Your instructions: Copy out each line featuring the string "JSON" from the entries beneath.

┌─ Provided entries

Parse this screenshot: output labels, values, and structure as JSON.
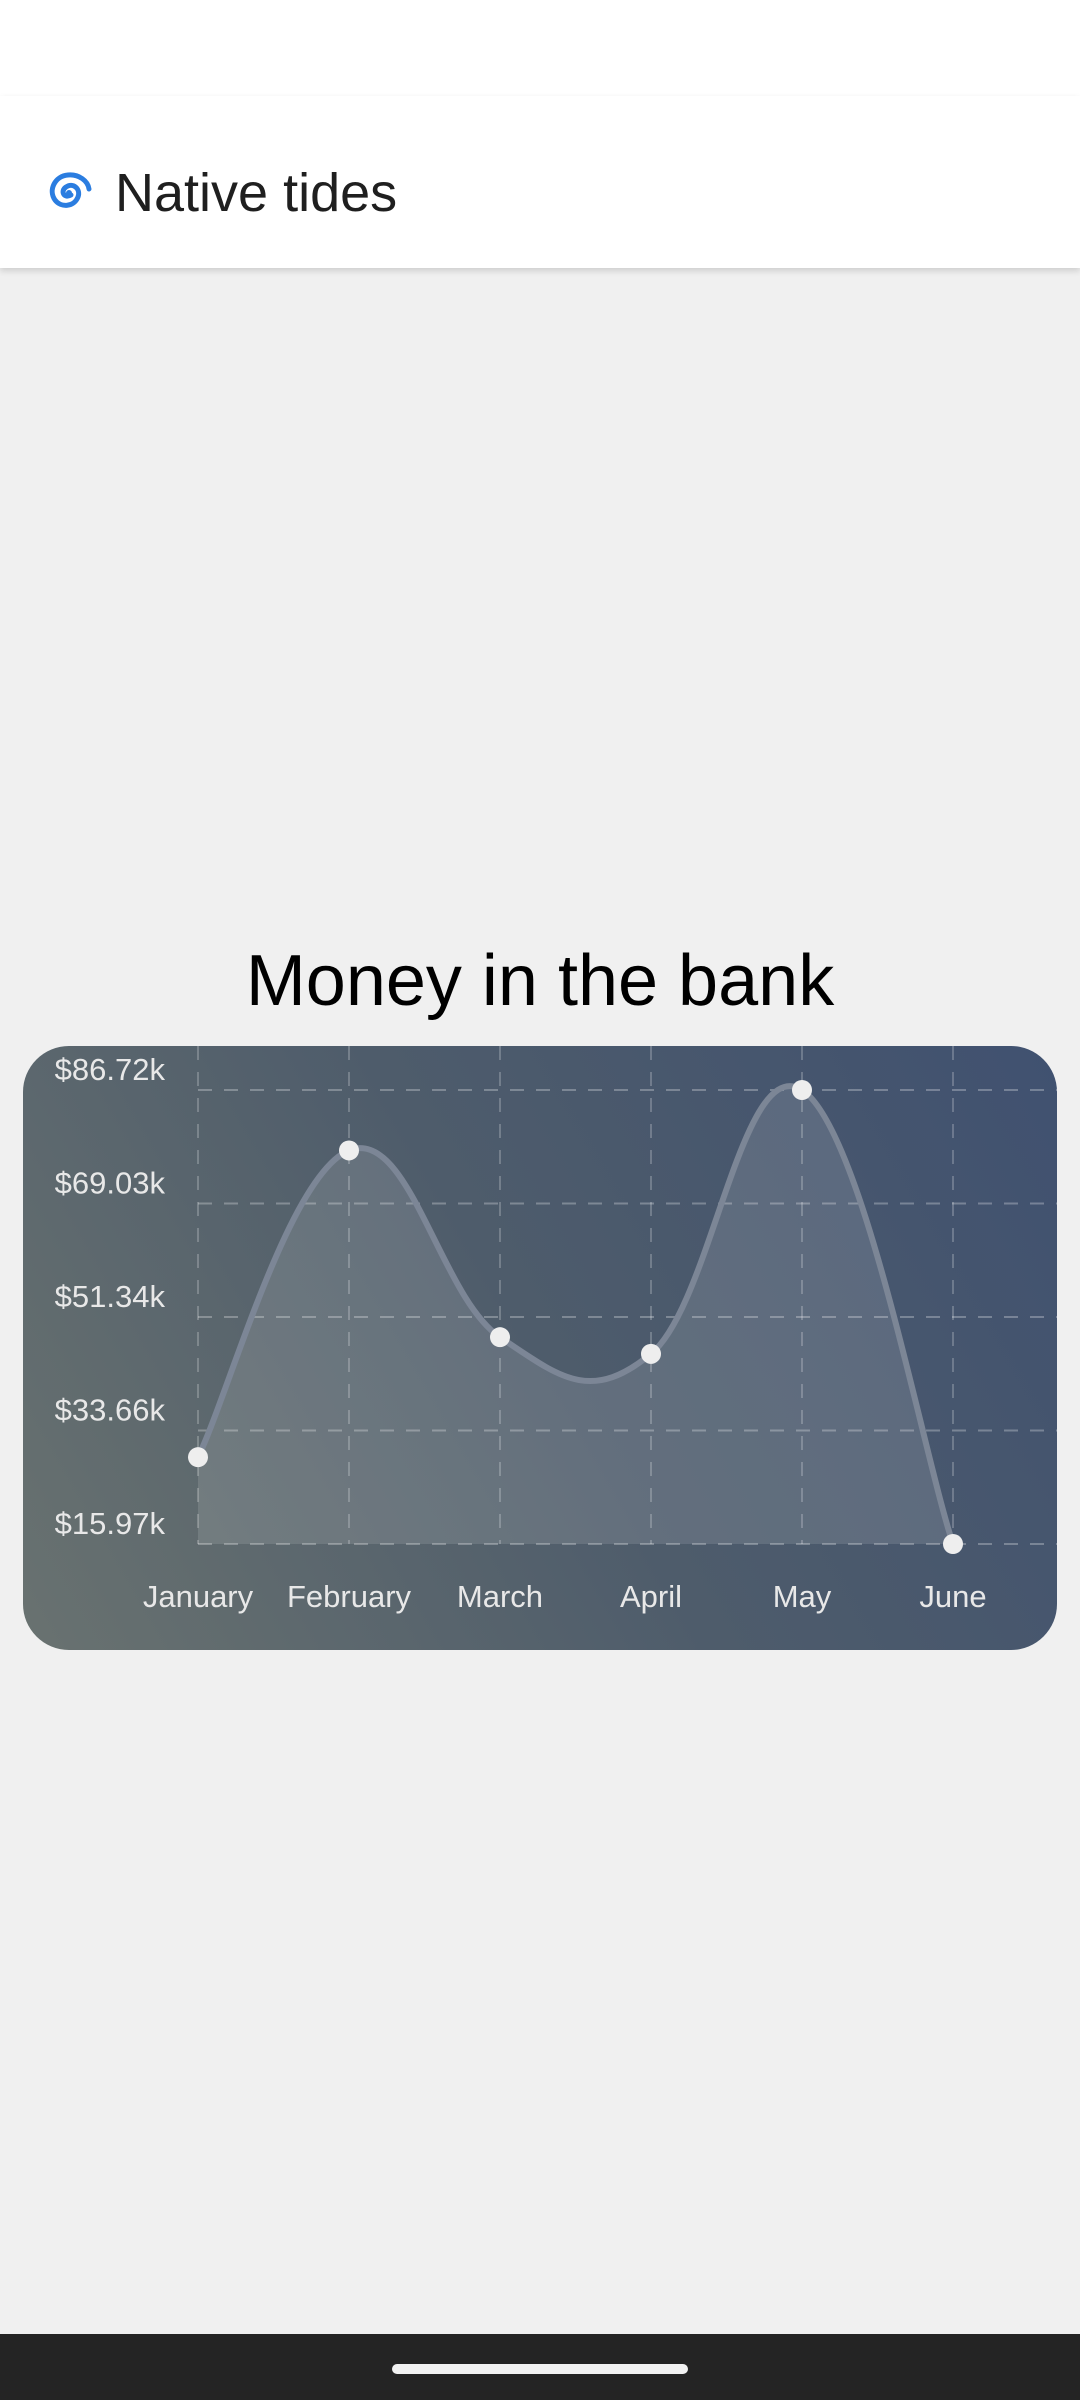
{
  "app_bar": {
    "icon": "cyclone-icon",
    "title": "Native tides"
  },
  "chart_data": {
    "type": "area",
    "title": "Money in the bank",
    "categories": [
      "January",
      "February",
      "March",
      "April",
      "May",
      "June"
    ],
    "values": [
      29500,
      77300,
      48200,
      45600,
      86720,
      15970
    ],
    "y_ticks": [
      "$86.72k",
      "$69.03k",
      "$51.34k",
      "$33.66k",
      "$15.97k"
    ],
    "ylim": [
      15970,
      86720
    ],
    "grid": true,
    "line_color": "#7c8696",
    "fill_color": "#ffffff",
    "marker_color": "#eeeeee",
    "label_color": "#e8e8e8"
  }
}
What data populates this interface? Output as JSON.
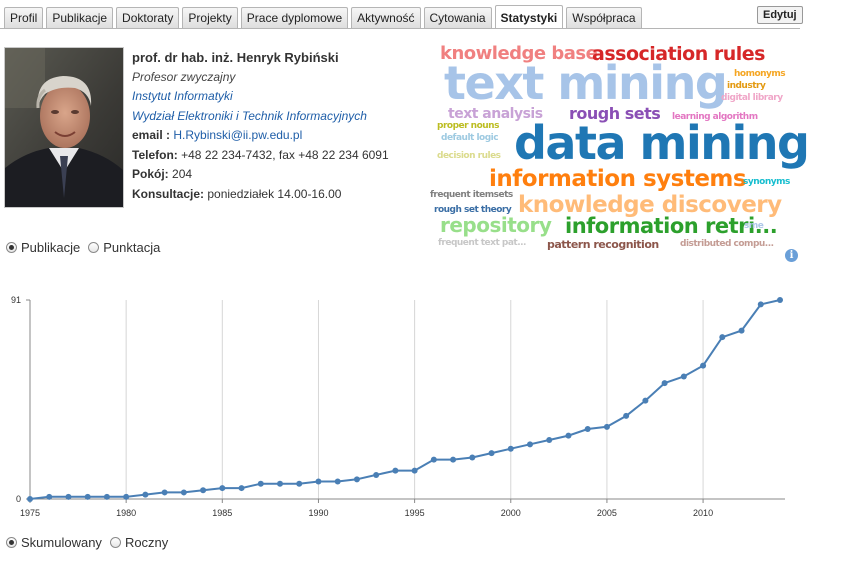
{
  "tabs": [
    {
      "label": "Profil",
      "active": false
    },
    {
      "label": "Publikacje",
      "active": false
    },
    {
      "label": "Doktoraty",
      "active": false
    },
    {
      "label": "Projekty",
      "active": false
    },
    {
      "label": "Prace dyplomowe",
      "active": false
    },
    {
      "label": "Aktywność",
      "active": false
    },
    {
      "label": "Cytowania",
      "active": false
    },
    {
      "label": "Statystyki",
      "active": true
    },
    {
      "label": "Współpraca",
      "active": false
    }
  ],
  "edit_label": "Edytuj",
  "profile": {
    "name": "prof. dr hab. inż. Henryk Rybiński",
    "position": "Profesor zwyczajny",
    "institute": "Instytut Informatyki",
    "faculty": "Wydział Elektroniki i Technik Informacyjnych",
    "email_label": "email :",
    "email": "H.Rybinski@ii.pw.edu.pl",
    "phone_label": "Telefon:",
    "phone": "+48 22 234-7432, fax +48 22 234 6091",
    "room_label": "Pokój:",
    "room": "204",
    "consult_label": "Konsultacje:",
    "consult": "poniedziałek 14.00-16.00"
  },
  "cloud": [
    {
      "text": "knowledge base",
      "color": "#f08080"
    },
    {
      "text": "association rules",
      "color": "#d62728"
    },
    {
      "text": "homonyms",
      "color": "#f5a623"
    },
    {
      "text": "text mining",
      "color": "#a7c4e8"
    },
    {
      "text": "industry",
      "color": "#e39a12"
    },
    {
      "text": "digital library",
      "color": "#f0a6c8"
    },
    {
      "text": "text analysis",
      "color": "#c8a2d6"
    },
    {
      "text": "rough sets",
      "color": "#8a4fb5"
    },
    {
      "text": "learning algorithm",
      "color": "#e377c2"
    },
    {
      "text": "proper nouns",
      "color": "#bcbd22"
    },
    {
      "text": "default logic",
      "color": "#9ecae1"
    },
    {
      "text": "data mining",
      "color": "#1f77b4"
    },
    {
      "text": "decision rules",
      "color": "#dbdb8d"
    },
    {
      "text": "information systems",
      "color": "#ff7f0e"
    },
    {
      "text": "synonyms",
      "color": "#17becf"
    },
    {
      "text": "frequent itemsets",
      "color": "#7f7f7f"
    },
    {
      "text": "knowledge discovery",
      "color": "#ffbb78"
    },
    {
      "text": "rough set theory",
      "color": "#3a6ea5"
    },
    {
      "text": "repository",
      "color": "#98df8a"
    },
    {
      "text": "information retri...",
      "color": "#2ca02c"
    },
    {
      "text": "sme",
      "color": "#aec7e8"
    },
    {
      "text": "frequent text pat...",
      "color": "#c7c7c7"
    },
    {
      "text": "pattern recognition",
      "color": "#8c564b"
    },
    {
      "text": "distributed compu...",
      "color": "#c49c94"
    }
  ],
  "top_radios": [
    {
      "label": "Publikacje",
      "checked": true
    },
    {
      "label": "Punktacja",
      "checked": false
    }
  ],
  "bottom_radios": [
    {
      "label": "Skumulowany",
      "checked": true
    },
    {
      "label": "Roczny",
      "checked": false
    }
  ],
  "chart_data": {
    "type": "line",
    "title": "",
    "xlabel": "",
    "ylabel": "",
    "x": [
      1975,
      1976,
      1977,
      1978,
      1979,
      1980,
      1981,
      1982,
      1983,
      1984,
      1985,
      1986,
      1987,
      1988,
      1989,
      1990,
      1991,
      1992,
      1993,
      1994,
      1995,
      1996,
      1997,
      1998,
      1999,
      2000,
      2001,
      2002,
      2003,
      2004,
      2005,
      2006,
      2007,
      2008,
      2009,
      2010,
      2011,
      2012,
      2013,
      2014
    ],
    "series": [
      {
        "values": [
          0,
          1,
          1,
          1,
          1,
          1,
          2,
          3,
          3,
          4,
          5,
          5,
          7,
          7,
          7,
          8,
          8,
          9,
          11,
          13,
          13,
          18,
          18,
          19,
          21,
          23,
          25,
          27,
          29,
          32,
          33,
          38,
          45,
          53,
          56,
          61,
          74,
          77,
          89,
          91
        ],
        "color": "#4a7fb5"
      }
    ],
    "xlim": [
      1975,
      2014
    ],
    "ylim": [
      0,
      91
    ],
    "xticks": [
      "1975",
      "1980",
      "1985",
      "1990",
      "1995",
      "2000",
      "2005",
      "2010"
    ],
    "yticks": [
      "0",
      "91"
    ],
    "grid": "vertical"
  }
}
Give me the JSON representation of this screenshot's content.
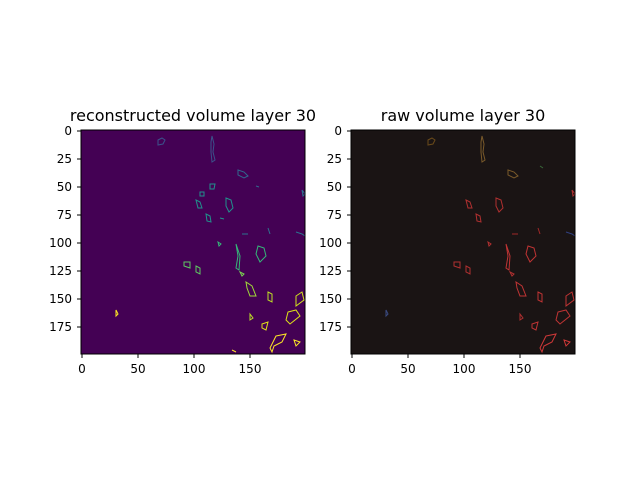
{
  "panels": [
    {
      "title": "reconstructed volume layer 30",
      "x_ticks": [
        "0",
        "50",
        "100",
        "150"
      ],
      "y_ticks": [
        "0",
        "25",
        "50",
        "75",
        "100",
        "125",
        "150",
        "175"
      ],
      "background": "#440154"
    },
    {
      "title": "raw volume layer 30",
      "x_ticks": [
        "0",
        "50",
        "100",
        "150"
      ],
      "y_ticks": [
        "0",
        "25",
        "50",
        "75",
        "100",
        "125",
        "150",
        "175"
      ],
      "background": "#1a1414"
    }
  ]
}
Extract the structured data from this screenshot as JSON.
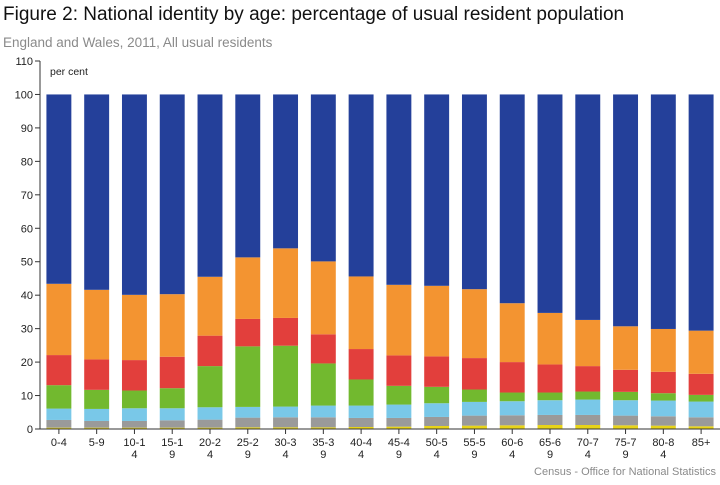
{
  "chart_data": {
    "type": "bar",
    "stacked": true,
    "title": "Figure 2: National identity by age: percentage of usual resident population",
    "subtitle": "England and Wales, 2011, All usual residents",
    "ylabel": "per cent",
    "xlabel": "",
    "ylim": [
      0,
      110
    ],
    "yticks": [
      0,
      10,
      20,
      30,
      40,
      50,
      60,
      70,
      80,
      90,
      100,
      110
    ],
    "grid": false,
    "source": "Census - Office for National Statistics",
    "categories": [
      [
        "0-4"
      ],
      [
        "5-9"
      ],
      [
        "10-1",
        "4"
      ],
      [
        "15-1",
        "9"
      ],
      [
        "20-2",
        "4"
      ],
      [
        "25-2",
        "9"
      ],
      [
        "30-3",
        "4"
      ],
      [
        "35-3",
        "9"
      ],
      [
        "40-4",
        "4"
      ],
      [
        "45-4",
        "9"
      ],
      [
        "50-5",
        "4"
      ],
      [
        "55-5",
        "9"
      ],
      [
        "60-6",
        "4"
      ],
      [
        "65-6",
        "9"
      ],
      [
        "70-7",
        "4"
      ],
      [
        "75-7",
        "9"
      ],
      [
        "80-8",
        "4"
      ],
      [
        "85+"
      ]
    ],
    "series": [
      {
        "color": "#e8d418",
        "values": [
          0.4,
          0.4,
          0.4,
          0.4,
          0.4,
          0.5,
          0.5,
          0.5,
          0.6,
          0.7,
          0.9,
          1.0,
          1.1,
          1.2,
          1.2,
          1.1,
          1.0,
          0.8
        ]
      },
      {
        "color": "#9a9a9a",
        "values": [
          2.3,
          2.0,
          2.0,
          2.2,
          2.4,
          2.9,
          3.0,
          3.0,
          2.7,
          2.6,
          2.7,
          3.0,
          3.0,
          3.0,
          3.0,
          2.9,
          2.8,
          2.7
        ]
      },
      {
        "color": "#79c8e8",
        "values": [
          3.4,
          3.6,
          3.8,
          3.6,
          3.7,
          3.2,
          3.2,
          3.5,
          3.7,
          4.0,
          4.1,
          4.1,
          4.2,
          4.4,
          4.6,
          4.6,
          4.7,
          4.7
        ]
      },
      {
        "color": "#72b92f",
        "values": [
          7.0,
          5.7,
          5.3,
          6.0,
          12.3,
          18.1,
          18.2,
          12.6,
          7.8,
          5.6,
          4.9,
          3.7,
          2.6,
          2.3,
          2.4,
          2.5,
          2.2,
          2.0
        ]
      },
      {
        "color": "#e23f3c",
        "values": [
          9.0,
          9.1,
          9.1,
          9.4,
          9.1,
          8.2,
          8.3,
          8.7,
          9.1,
          9.1,
          9.1,
          9.4,
          9.1,
          8.4,
          7.6,
          6.6,
          6.4,
          6.3
        ]
      },
      {
        "color": "#f39431",
        "values": [
          21.3,
          20.8,
          19.5,
          18.7,
          17.6,
          18.4,
          20.8,
          21.8,
          21.7,
          21.1,
          21.1,
          20.6,
          17.6,
          15.4,
          13.8,
          13.0,
          12.8,
          12.9
        ]
      },
      {
        "color": "#24409a",
        "values": [
          56.6,
          58.4,
          59.9,
          59.7,
          54.5,
          48.7,
          46.0,
          49.9,
          54.4,
          56.9,
          57.2,
          58.2,
          62.4,
          65.3,
          67.4,
          69.3,
          70.1,
          70.6
        ]
      }
    ]
  }
}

└─

Task solution:
Parse this screenshot: output labels, values, and structure as JSON.
What data populates this interface? Output as JSON.
Give me the JSON representation of this screenshot's content.
Extract the structured data from this screenshot as JSON.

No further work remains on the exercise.